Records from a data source
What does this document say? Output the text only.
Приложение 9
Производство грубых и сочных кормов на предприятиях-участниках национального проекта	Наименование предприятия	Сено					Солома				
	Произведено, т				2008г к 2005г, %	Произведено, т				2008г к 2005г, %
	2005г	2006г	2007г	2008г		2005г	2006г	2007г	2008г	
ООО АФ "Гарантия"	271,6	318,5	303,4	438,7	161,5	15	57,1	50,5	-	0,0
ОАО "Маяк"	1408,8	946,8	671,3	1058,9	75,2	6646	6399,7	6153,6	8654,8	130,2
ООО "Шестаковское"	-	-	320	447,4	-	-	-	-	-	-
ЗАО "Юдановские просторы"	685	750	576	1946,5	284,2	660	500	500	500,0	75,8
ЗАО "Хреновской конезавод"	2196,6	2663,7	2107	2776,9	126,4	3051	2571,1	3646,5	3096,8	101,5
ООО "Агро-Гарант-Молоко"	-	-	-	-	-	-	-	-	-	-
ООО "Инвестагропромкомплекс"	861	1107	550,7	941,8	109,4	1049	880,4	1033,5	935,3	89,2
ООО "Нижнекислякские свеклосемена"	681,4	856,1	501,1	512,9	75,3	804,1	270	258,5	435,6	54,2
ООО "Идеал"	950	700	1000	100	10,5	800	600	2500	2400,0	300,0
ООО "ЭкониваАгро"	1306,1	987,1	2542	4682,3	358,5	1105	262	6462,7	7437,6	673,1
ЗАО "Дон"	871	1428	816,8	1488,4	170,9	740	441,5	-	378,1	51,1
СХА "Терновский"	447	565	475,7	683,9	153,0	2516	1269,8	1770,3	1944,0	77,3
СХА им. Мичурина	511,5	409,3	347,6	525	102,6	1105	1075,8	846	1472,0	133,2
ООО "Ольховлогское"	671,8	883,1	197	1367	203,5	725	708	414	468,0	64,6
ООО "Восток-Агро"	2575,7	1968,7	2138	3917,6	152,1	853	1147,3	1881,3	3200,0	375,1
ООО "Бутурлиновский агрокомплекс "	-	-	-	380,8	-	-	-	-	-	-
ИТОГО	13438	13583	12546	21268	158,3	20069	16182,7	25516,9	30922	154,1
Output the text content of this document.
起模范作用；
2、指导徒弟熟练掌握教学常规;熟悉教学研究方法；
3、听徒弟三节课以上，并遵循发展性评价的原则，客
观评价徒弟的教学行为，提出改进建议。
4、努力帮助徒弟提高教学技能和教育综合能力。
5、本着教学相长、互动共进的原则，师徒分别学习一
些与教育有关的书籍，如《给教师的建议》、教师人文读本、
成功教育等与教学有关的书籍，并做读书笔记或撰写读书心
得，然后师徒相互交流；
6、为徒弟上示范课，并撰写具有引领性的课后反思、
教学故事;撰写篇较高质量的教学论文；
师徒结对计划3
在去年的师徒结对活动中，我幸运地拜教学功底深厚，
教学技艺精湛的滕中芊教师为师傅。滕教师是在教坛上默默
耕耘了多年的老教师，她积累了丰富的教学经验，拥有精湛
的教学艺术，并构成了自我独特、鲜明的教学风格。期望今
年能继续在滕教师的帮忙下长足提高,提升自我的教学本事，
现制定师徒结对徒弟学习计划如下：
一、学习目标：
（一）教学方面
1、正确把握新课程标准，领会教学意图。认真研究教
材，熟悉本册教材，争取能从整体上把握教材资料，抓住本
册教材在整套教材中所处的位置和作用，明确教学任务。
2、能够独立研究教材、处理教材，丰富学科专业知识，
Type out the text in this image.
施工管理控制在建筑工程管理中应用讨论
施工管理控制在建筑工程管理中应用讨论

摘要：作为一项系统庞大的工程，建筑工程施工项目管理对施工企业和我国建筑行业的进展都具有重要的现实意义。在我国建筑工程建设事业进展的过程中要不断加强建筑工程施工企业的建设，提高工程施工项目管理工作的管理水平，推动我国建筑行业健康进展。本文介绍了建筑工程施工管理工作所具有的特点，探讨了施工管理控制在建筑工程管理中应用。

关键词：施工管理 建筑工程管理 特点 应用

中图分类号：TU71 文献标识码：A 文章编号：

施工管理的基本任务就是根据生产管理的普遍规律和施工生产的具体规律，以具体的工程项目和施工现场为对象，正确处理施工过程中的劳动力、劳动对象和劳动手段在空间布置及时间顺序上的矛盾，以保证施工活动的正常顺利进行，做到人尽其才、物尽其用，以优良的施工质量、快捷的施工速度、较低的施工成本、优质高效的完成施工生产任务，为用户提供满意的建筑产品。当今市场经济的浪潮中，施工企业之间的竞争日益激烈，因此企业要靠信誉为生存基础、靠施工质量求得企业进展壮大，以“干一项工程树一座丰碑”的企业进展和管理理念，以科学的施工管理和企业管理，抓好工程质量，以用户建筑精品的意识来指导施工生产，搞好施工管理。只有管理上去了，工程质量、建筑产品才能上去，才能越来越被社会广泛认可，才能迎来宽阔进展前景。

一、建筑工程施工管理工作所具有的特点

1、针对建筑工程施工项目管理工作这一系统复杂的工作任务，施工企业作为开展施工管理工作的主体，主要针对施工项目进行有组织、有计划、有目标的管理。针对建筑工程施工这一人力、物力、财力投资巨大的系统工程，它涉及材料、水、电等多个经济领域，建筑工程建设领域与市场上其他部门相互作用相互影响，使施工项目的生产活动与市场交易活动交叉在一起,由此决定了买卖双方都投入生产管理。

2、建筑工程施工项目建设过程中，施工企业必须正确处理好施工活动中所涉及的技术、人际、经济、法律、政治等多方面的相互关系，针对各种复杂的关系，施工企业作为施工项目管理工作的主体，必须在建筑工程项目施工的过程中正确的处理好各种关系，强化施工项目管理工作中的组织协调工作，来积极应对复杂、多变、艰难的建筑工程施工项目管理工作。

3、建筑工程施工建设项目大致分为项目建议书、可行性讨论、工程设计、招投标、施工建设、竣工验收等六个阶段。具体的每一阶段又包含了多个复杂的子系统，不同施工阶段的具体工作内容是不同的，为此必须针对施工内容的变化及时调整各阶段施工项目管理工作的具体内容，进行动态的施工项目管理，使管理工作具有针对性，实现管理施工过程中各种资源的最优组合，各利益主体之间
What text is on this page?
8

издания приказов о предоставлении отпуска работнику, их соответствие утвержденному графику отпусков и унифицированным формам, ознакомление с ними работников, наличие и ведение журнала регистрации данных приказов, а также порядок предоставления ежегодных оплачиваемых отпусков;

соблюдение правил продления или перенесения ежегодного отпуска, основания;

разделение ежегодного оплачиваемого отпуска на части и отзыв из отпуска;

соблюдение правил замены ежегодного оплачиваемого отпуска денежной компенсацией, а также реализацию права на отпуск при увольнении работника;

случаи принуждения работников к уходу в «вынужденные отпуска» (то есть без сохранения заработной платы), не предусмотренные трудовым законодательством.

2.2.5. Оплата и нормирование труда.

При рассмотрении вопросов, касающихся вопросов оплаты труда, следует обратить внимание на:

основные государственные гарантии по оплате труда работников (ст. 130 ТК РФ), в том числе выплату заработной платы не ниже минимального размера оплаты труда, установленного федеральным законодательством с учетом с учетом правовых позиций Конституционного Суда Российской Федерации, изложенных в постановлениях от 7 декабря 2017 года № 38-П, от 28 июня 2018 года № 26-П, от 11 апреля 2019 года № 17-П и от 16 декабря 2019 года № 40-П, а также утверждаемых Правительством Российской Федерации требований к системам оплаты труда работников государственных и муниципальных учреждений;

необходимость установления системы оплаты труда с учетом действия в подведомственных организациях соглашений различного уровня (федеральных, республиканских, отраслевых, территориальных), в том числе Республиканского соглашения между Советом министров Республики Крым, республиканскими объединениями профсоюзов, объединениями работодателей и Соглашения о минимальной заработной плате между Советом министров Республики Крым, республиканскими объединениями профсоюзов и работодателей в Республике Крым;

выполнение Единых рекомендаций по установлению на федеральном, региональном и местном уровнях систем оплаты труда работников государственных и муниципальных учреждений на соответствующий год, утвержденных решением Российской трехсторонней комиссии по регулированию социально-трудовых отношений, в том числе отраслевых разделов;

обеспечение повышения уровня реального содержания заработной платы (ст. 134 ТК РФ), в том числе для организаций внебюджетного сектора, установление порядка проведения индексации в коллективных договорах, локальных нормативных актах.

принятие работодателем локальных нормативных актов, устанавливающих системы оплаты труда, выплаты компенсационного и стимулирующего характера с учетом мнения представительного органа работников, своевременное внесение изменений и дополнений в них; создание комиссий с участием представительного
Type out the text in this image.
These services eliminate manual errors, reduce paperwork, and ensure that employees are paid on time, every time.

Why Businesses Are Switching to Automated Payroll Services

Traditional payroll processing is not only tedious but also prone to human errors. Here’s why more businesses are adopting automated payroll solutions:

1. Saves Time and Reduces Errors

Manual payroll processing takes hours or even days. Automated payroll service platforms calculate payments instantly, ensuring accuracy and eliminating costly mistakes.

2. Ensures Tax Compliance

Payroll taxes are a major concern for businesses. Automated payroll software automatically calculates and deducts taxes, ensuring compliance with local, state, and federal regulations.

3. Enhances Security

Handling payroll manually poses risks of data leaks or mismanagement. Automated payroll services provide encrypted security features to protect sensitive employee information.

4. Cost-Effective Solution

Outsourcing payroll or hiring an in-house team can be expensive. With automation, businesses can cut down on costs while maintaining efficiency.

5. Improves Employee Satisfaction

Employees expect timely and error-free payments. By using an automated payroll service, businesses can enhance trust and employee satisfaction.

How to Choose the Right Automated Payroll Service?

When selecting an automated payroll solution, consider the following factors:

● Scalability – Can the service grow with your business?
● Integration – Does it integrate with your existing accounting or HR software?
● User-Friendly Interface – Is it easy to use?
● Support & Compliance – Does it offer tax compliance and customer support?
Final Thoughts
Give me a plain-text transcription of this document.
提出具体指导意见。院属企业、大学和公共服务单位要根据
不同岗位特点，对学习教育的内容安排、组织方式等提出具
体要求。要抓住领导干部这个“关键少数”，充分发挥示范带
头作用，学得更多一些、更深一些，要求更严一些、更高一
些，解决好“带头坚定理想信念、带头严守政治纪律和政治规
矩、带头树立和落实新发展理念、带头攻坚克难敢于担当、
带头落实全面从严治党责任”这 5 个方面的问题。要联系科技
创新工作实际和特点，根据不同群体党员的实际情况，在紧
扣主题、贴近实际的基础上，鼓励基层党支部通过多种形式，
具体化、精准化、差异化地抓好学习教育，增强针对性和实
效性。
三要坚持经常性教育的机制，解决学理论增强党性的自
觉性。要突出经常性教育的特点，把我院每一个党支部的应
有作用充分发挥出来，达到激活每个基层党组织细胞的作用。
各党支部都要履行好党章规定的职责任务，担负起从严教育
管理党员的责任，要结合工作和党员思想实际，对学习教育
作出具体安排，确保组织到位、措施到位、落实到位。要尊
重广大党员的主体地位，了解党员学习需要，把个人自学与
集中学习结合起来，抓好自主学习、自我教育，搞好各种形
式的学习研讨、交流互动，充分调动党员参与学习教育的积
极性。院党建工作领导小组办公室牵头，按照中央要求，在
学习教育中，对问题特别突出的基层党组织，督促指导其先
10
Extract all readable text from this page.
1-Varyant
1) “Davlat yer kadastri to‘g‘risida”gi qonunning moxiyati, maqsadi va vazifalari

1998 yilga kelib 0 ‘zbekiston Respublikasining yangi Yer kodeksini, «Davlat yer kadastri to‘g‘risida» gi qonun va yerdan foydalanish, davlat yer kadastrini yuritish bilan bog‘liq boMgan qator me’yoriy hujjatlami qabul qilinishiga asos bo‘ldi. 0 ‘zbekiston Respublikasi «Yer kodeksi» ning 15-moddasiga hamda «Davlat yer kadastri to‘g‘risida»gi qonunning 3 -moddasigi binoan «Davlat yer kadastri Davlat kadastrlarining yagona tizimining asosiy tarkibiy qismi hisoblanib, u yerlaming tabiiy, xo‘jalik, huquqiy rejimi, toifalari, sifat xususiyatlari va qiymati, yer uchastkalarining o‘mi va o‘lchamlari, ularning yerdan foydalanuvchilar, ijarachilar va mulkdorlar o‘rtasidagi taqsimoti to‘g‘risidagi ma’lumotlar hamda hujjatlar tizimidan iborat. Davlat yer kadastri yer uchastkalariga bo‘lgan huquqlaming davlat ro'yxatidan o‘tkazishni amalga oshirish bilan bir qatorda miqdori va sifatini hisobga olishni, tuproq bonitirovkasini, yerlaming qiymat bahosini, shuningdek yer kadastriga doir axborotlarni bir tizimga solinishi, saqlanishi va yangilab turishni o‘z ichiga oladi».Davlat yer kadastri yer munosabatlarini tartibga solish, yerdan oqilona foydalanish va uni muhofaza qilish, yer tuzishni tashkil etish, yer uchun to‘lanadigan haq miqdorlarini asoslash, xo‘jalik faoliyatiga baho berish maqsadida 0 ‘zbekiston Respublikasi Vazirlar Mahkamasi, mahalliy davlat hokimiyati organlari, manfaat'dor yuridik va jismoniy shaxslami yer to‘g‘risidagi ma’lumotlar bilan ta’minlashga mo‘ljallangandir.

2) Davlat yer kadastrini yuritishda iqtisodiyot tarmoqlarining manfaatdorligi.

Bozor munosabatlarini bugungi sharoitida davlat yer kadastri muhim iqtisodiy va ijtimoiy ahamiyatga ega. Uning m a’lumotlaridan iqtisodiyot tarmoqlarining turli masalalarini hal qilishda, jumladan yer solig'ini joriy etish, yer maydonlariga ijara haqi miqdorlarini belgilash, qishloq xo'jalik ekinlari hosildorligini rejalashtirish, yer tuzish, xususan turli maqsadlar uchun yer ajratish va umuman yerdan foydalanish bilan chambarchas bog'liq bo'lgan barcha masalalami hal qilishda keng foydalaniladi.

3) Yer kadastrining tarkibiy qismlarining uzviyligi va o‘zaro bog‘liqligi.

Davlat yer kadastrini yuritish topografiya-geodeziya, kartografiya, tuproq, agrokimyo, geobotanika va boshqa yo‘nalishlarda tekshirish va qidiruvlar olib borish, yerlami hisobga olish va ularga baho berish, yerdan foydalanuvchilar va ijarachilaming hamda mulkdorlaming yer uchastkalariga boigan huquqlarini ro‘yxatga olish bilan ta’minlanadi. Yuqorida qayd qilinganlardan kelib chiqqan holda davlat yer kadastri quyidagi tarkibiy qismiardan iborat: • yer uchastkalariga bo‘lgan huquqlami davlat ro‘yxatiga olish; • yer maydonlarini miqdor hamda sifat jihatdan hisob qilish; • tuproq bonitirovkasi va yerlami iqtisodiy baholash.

Task: From the listing above, pick out every line containing "text".

Written answer:
What does this document say? Output the text only.
Output the text content of this document.
Type out the text in this image.
What text is on this page?
Type out the text in this image.
Give me a plain-text transcription of this document.
Extract all readable text from this page.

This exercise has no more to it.